■ Task to complete: Locate every line that holds the string "made" and copy it.

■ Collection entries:
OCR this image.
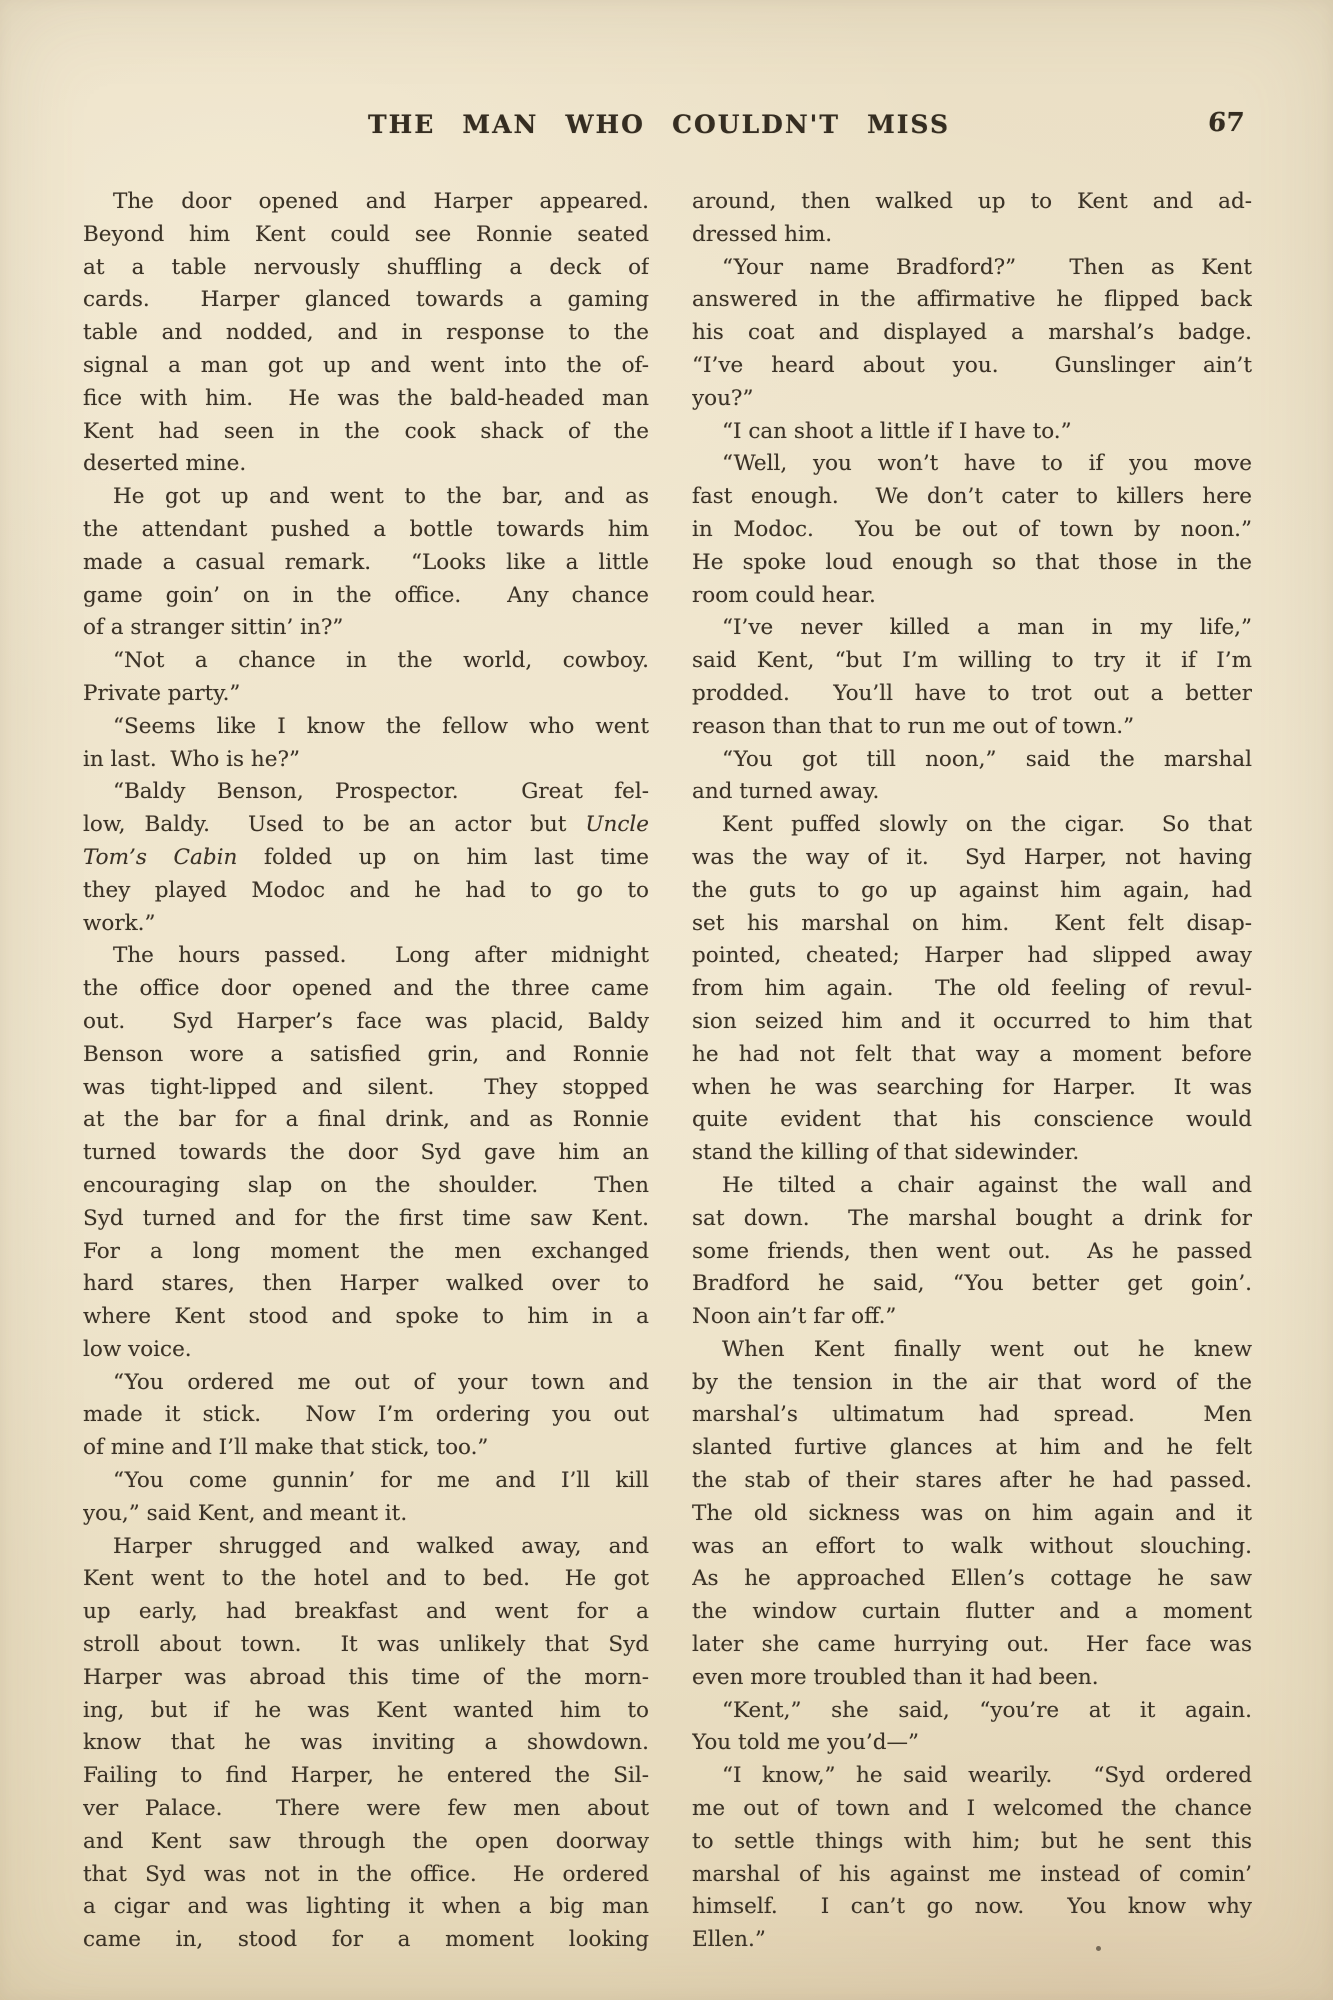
THE MAN WHO COULDN'T MISS	67
The door opened and Harper appeared.
Beyond him Kent could see Ronnie seated
at a table nervously shuffling a deck of
cards.  Harper glanced towards a gaming
table and nodded, and in response to the
signal a man got up and went into the of-
fice with him.  He was the bald-headed man
Kent had seen in the cook shack of the
deserted mine.
He got up and went to the bar, and as
the attendant pushed a bottle towards him
made a casual remark.  “Looks like a little
game goin’ on in the office.  Any chance
of a stranger sittin’ in?”
“Not a chance in the world, cowboy.
Private party.”
“Seems like I know the fellow who went
in last.  Who is he?”
“Baldy Benson, Prospector.  Great fel-
low, Baldy.  Used to be an actor but Uncle
Tom’s Cabin folded up on him last time
they played Modoc and he had to go to
work.”
The hours passed.  Long after midnight
the office door opened and the three came
out.  Syd Harper’s face was placid, Baldy
Benson wore a satisfied grin, and Ronnie
was tight-lipped and silent.  They stopped
at the bar for a final drink, and as Ronnie
turned towards the door Syd gave him an
encouraging slap on the shoulder.  Then
Syd turned and for the first time saw Kent.
For a long moment the men exchanged
hard stares, then Harper walked over to
where Kent stood and spoke to him in a
low voice.
“You ordered me out of your town and
made it stick.  Now I’m ordering you out
of mine and I’ll make that stick, too.”
“You come gunnin’ for me and I’ll kill
you,” said Kent, and meant it.
Harper shrugged and walked away, and
Kent went to the hotel and to bed.  He got
up early, had breakfast and went for a
stroll about town.  It was unlikely that Syd
Harper was abroad this time of the morn-
ing, but if he was Kent wanted him to
know that he was inviting a showdown.
Failing to find Harper, he entered the Sil-
ver Palace.  There were few men about
and Kent saw through the open doorway
that Syd was not in the office.  He ordered
a cigar and was lighting it when a big man
came in, stood for a moment looking
around, then walked up to Kent and ad-
dressed him.
“Your name Bradford?”  Then as Kent
answered in the affirmative he flipped back
his coat and displayed a marshal’s badge.
“I’ve heard about you.  Gunslinger ain’t
you?”
“I can shoot a little if I have to.”
“Well, you won’t have to if you move
fast enough.  We don’t cater to killers here
in Modoc.  You be out of town by noon.”
He spoke loud enough so that those in the
room could hear.
“I’ve never killed a man in my life,”
said Kent, “but I’m willing to try it if I’m
prodded.  You’ll have to trot out a better
reason than that to run me out of town.”
“You got till noon,” said the marshal
and turned away.
Kent puffed slowly on the cigar.  So that
was the way of it.  Syd Harper, not having
the guts to go up against him again, had
set his marshal on him.  Kent felt disap-
pointed, cheated; Harper had slipped away
from him again.  The old feeling of revul-
sion seized him and it occurred to him that
he had not felt that way a moment before
when he was searching for Harper.  It was
quite evident that his conscience would
stand the killing of that sidewinder.
He tilted a chair against the wall and
sat down.  The marshal bought a drink for
some friends, then went out.  As he passed
Bradford he said, “You better get goin’.
Noon ain’t far off.”
When Kent finally went out he knew
by the tension in the air that word of the
marshal’s ultimatum had spread.  Men
slanted furtive glances at him and he felt
the stab of their stares after he had passed.
The old sickness was on him again and it
was an effort to walk without slouching.
As he approached Ellen’s cottage he saw
the window curtain flutter and a moment
later she came hurrying out.  Her face was
even more troubled than it had been.
“Kent,” she said, “you’re at it again.
You told me you’d—”
“I know,” he said wearily.  “Syd ordered
me out of town and I welcomed the chance
to settle things with him; but he sent this
marshal of his against me instead of comin’
himself.  I can’t go now.  You know why
Ellen.”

■ Exercise result:
made a casual remark.  “Looks like a little
made it stick.  Now I’m ordering you out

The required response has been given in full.